_WORK TO BE COMPLETED_
The entries that follow should be written out exactly.

### RECORDS FOR THIS EXERCISE ###

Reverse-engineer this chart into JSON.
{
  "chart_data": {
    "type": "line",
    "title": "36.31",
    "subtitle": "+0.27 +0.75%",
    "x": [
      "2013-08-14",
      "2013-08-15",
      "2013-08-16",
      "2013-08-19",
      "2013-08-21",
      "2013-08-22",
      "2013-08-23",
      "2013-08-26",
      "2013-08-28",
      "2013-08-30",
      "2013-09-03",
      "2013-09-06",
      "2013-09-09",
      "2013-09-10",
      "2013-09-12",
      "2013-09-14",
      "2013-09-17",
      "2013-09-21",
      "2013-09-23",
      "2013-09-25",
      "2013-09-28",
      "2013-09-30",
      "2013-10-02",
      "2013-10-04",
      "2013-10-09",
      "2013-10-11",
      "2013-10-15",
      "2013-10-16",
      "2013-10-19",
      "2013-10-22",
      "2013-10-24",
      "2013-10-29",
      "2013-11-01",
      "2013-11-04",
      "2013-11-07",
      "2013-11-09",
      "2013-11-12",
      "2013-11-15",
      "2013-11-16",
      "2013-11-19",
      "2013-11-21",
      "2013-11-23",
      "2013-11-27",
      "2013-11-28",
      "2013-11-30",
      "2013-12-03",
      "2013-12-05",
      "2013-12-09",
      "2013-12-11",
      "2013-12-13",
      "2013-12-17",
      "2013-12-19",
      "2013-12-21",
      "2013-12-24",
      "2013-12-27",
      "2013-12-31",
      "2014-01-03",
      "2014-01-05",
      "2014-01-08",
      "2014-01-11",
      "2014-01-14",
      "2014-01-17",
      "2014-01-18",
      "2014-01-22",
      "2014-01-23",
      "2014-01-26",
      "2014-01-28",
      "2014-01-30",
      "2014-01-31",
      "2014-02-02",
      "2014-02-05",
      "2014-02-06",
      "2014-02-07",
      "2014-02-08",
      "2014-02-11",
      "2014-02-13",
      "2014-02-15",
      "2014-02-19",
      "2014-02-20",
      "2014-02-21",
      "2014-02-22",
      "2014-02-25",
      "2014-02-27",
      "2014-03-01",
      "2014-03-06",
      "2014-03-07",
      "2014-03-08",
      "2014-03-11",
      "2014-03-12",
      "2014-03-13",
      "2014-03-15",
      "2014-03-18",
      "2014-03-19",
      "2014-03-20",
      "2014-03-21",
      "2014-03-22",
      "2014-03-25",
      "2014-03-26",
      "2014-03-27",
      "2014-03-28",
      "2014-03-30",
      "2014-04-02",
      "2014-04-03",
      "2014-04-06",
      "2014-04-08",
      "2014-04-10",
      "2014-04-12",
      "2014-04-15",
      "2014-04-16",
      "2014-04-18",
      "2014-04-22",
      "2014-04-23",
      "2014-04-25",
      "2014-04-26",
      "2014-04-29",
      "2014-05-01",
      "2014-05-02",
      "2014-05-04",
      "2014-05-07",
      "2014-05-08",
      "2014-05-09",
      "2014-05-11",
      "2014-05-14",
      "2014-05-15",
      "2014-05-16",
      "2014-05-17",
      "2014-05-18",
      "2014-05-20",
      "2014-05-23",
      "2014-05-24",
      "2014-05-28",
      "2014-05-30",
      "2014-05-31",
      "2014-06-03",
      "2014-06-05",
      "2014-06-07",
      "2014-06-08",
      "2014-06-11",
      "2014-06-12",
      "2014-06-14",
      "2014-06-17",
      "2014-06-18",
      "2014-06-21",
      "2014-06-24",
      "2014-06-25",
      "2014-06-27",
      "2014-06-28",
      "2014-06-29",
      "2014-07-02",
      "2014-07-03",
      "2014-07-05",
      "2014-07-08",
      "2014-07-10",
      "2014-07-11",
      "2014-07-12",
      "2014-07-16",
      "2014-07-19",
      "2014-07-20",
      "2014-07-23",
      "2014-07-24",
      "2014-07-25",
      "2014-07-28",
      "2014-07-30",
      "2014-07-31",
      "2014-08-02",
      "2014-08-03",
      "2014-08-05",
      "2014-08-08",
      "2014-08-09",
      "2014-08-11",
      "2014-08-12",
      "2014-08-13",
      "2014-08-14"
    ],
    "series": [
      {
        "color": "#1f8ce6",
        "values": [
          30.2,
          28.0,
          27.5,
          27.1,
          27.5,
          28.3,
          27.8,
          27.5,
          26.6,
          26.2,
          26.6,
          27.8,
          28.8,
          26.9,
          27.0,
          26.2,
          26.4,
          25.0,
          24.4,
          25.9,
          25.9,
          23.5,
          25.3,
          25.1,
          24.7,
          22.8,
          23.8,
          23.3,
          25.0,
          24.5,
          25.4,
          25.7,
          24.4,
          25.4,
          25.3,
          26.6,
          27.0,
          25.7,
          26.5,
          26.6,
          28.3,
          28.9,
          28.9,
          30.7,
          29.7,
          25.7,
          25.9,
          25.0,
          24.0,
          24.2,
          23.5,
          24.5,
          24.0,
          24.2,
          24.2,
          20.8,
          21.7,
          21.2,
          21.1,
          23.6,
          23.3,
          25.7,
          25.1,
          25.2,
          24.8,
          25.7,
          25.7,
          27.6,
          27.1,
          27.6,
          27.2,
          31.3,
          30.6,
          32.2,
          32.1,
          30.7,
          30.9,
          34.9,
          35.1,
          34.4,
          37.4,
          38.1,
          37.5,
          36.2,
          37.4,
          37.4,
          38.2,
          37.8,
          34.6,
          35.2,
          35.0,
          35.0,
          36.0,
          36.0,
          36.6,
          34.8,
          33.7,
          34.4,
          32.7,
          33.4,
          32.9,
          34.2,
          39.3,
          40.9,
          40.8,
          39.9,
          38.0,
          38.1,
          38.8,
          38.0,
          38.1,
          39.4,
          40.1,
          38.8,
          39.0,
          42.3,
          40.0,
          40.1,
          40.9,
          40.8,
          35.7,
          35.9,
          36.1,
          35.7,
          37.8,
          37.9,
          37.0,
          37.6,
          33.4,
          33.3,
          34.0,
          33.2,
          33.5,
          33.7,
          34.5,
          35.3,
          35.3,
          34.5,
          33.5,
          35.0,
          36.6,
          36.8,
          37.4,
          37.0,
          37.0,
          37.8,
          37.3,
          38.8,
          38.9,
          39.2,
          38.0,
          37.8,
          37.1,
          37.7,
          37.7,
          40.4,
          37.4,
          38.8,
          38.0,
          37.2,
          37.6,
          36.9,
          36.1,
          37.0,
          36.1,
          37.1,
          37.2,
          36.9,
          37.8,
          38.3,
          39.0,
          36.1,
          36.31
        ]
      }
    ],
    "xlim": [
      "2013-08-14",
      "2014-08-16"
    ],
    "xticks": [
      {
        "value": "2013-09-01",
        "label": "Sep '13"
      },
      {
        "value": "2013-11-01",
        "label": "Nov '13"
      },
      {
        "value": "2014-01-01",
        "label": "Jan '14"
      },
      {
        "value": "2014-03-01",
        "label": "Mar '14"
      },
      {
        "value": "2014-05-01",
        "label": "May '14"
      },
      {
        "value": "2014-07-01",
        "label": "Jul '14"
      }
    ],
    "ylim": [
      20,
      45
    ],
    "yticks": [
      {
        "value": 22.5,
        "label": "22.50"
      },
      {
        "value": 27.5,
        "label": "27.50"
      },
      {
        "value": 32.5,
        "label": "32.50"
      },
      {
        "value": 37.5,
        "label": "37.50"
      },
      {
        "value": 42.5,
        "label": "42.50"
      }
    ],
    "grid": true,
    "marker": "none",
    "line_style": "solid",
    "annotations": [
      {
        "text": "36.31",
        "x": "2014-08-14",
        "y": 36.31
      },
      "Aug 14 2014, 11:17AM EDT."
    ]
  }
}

###

_CORRECT RESULT_
Reverse-engineer this chart into JSON.
{
  "chart_data": {
    "type": "line",
    "title": "36.31",
    "subtitle": "+0.27 +0.75%",
    "x": [
      "2013-08-14",
      "2013-08-15",
      "2013-08-16",
      "2013-08-19",
      "2013-08-21",
      "2013-08-22",
      "2013-08-23",
      "2013-08-26",
      "2013-08-28",
      "2013-08-30",
      "2013-09-03",
      "2013-09-06",
      "2013-09-09",
      "2013-09-10",
      "2013-09-12",
      "2013-09-14",
      "2013-09-17",
      "2013-09-21",
      "2013-09-23",
      "2013-09-25",
      "2013-09-28",
      "2013-09-30",
      "2013-10-02",
      "2013-10-04",
      "2013-10-09",
      "2013-10-11",
      "2013-10-15",
      "2013-10-16",
      "2013-10-19",
      "2013-10-22",
      "2013-10-24",
      "2013-10-29",
      "2013-11-01",
      "2013-11-04",
      "2013-11-07",
      "2013-11-09",
      "2013-11-12",
      "2013-11-15",
      "2013-11-16",
      "2013-11-19",
      "2013-11-21",
      "2013-11-23",
      "2013-11-27",
      "2013-11-28",
      "2013-11-30",
      "2013-12-03",
      "2013-12-05",
      "2013-12-09",
      "2013-12-11",
      "2013-12-13",
      "2013-12-17",
      "2013-12-19",
      "2013-12-21",
      "2013-12-24",
      "2013-12-27",
      "2013-12-31",
      "2014-01-03",
      "2014-01-05",
      "2014-01-08",
      "2014-01-11",
      "2014-01-14",
      "2014-01-17",
      "2014-01-18",
      "2014-01-22",
      "2014-01-23",
      "2014-01-26",
      "2014-01-28",
      "2014-01-30",
      "2014-01-31",
      "2014-02-02",
      "2014-02-05",
      "2014-02-06",
      "2014-02-07",
      "2014-02-08",
      "2014-02-11",
      "2014-02-13",
      "2014-02-15",
      "2014-02-19",
      "2014-02-20",
      "2014-02-21",
      "2014-02-22",
      "2014-02-25",
      "2014-02-27",
      "2014-03-01",
      "2014-03-06",
      "2014-03-07",
      "2014-03-08",
      "2014-03-11",
      "2014-03-12",
      "2014-03-13",
      "2014-03-15",
      "2014-03-18",
      "2014-03-19",
      "2014-03-20",
      "2014-03-21",
      "2014-03-22",
      "2014-03-25",
      "2014-03-26",
      "2014-03-27",
      "2014-03-28",
      "2014-03-30",
      "2014-04-02",
      "2014-04-03",
      "2014-04-06",
      "2014-04-08",
      "2014-04-10",
      "2014-04-12",
      "2014-04-15",
      "2014-04-16",
      "2014-04-18",
      "2014-04-22",
      "2014-04-23",
      "2014-04-25",
      "2014-04-26",
      "2014-04-29",
      "2014-05-01",
      "2014-05-02",
      "2014-05-04",
      "2014-05-07",
      "2014-05-08",
      "2014-05-09",
      "2014-05-11",
      "2014-05-14",
      "2014-05-15",
      "2014-05-16",
      "2014-05-17",
      "2014-05-18",
      "2014-05-20",
      "2014-05-23",
      "2014-05-24",
      "2014-05-28",
      "2014-05-30",
      "2014-05-31",
      "2014-06-03",
      "2014-06-05",
      "2014-06-07",
      "2014-06-08",
      "2014-06-11",
      "2014-06-12",
      "2014-06-14",
      "2014-06-17",
      "2014-06-18",
      "2014-06-21",
      "2014-06-24",
      "2014-06-25",
      "2014-06-27",
      "2014-06-28",
      "2014-06-29",
      "2014-07-02",
      "2014-07-03",
      "2014-07-05",
      "2014-07-08",
      "2014-07-10",
      "2014-07-11",
      "2014-07-12",
      "2014-07-16",
      "2014-07-19",
      "2014-07-20",
      "2014-07-23",
      "2014-07-24",
      "2014-07-25",
      "2014-07-28",
      "2014-07-30",
      "2014-07-31",
      "2014-08-02",
      "2014-08-03",
      "2014-08-05",
      "2014-08-08",
      "2014-08-09",
      "2014-08-11",
      "2014-08-12",
      "2014-08-13",
      "2014-08-14"
    ],
    "series": [
      {
        "color": "#1f8ce6",
        "values": [
          30.2,
          28.0,
          27.5,
          27.1,
          27.5,
          28.3,
          27.8,
          27.5,
          26.6,
          26.2,
          26.6,
          27.8,
          28.8,
          26.9,
          27.0,
          26.2,
          26.4,
          25.0,
          24.4,
          25.9,
          25.9,
          23.5,
          25.3,
          25.1,
          24.7,
          22.8,
          23.8,
          23.3,
          25.0,
          24.5,
          25.4,
          25.7,
          24.4,
          25.4,
          25.3,
          26.6,
          27.0,
          25.7,
          26.5,
          26.6,
          28.3,
          28.9,
          28.9,
          30.7,
          29.7,
          25.7,
          25.9,
          25.0,
          24.0,
          24.2,
          23.5,
          24.5,
          24.0,
          24.2,
          24.2,
          20.8,
          21.7,
          21.2,
          21.1,
          23.6,
          23.3,
          25.7,
          25.1,
          25.2,
          24.8,
          25.7,
          25.7,
          27.6,
          27.1,
          27.6,
          27.2,
          31.3,
          30.6,
          32.2,
          32.1,
          30.7,
          30.9,
          34.9,
          35.1,
          34.4,
          37.4,
          38.1,
          37.5,
          36.2,
          37.4,
          37.4,
          38.2,
          37.8,
          34.6,
          35.2,
          35.0,
          35.0,
          36.0,
          36.0,
          36.6,
          34.8,
          33.7,
          34.4,
          32.7,
          33.4,
          32.9,
          34.2,
          39.3,
          40.9,
          40.8,
          39.9,
          38.0,
          38.1,
          38.8,
          38.0,
          38.1,
          39.4,
          40.1,
          38.8,
          39.0,
          42.3,
          40.0,
          40.1,
          40.9,
          40.8,
          35.7,
          35.9,
          36.1,
          35.7,
          37.8,
          37.9,
          37.0,
          37.6,
          33.4,
          33.3,
          34.0,
          33.2,
          33.5,
          33.7,
          34.5,
          35.3,
          35.3,
          34.5,
          33.5,
          35.0,
          36.6,
          36.8,
          37.4,
          37.0,
          37.0,
          37.8,
          37.3,
          38.8,
          38.9,
          39.2,
          38.0,
          37.8,
          37.1,
          37.7,
          37.7,
          40.4,
          37.4,
          38.8,
          38.0,
          37.2,
          37.6,
          36.9,
          36.1,
          37.0,
          36.1,
          37.1,
          37.2,
          36.9,
          37.8,
          38.3,
          39.0,
          36.1,
          36.31
        ]
      }
    ],
    "xlim": [
      "2013-08-14",
      "2014-08-16"
    ],
    "xticks": [
      {
        "value": "2013-09-01",
        "label": "Sep '13"
      },
      {
        "value": "2013-11-01",
        "label": "Nov '13"
      },
      {
        "value": "2014-01-01",
        "label": "Jan '14"
      },
      {
        "value": "2014-03-01",
        "label": "Mar '14"
      },
      {
        "value": "2014-05-01",
        "label": "May '14"
      },
      {
        "value": "2014-07-01",
        "label": "Jul '14"
      }
    ],
    "ylim": [
      20,
      45
    ],
    "yticks": [
      {
        "value": 22.5,
        "label": "22.50"
      },
      {
        "value": 27.5,
        "label": "27.50"
      },
      {
        "value": 32.5,
        "label": "32.50"
      },
      {
        "value": 37.5,
        "label": "37.50"
      },
      {
        "value": 42.5,
        "label": "42.50"
      }
    ],
    "grid": true,
    "marker": "none",
    "line_style": "solid",
    "annotations": [
      {
        "text": "36.31",
        "x": "2014-08-14",
        "y": 36.31
      },
      "Aug 14 2014, 11:17AM EDT."
    ]
  }
}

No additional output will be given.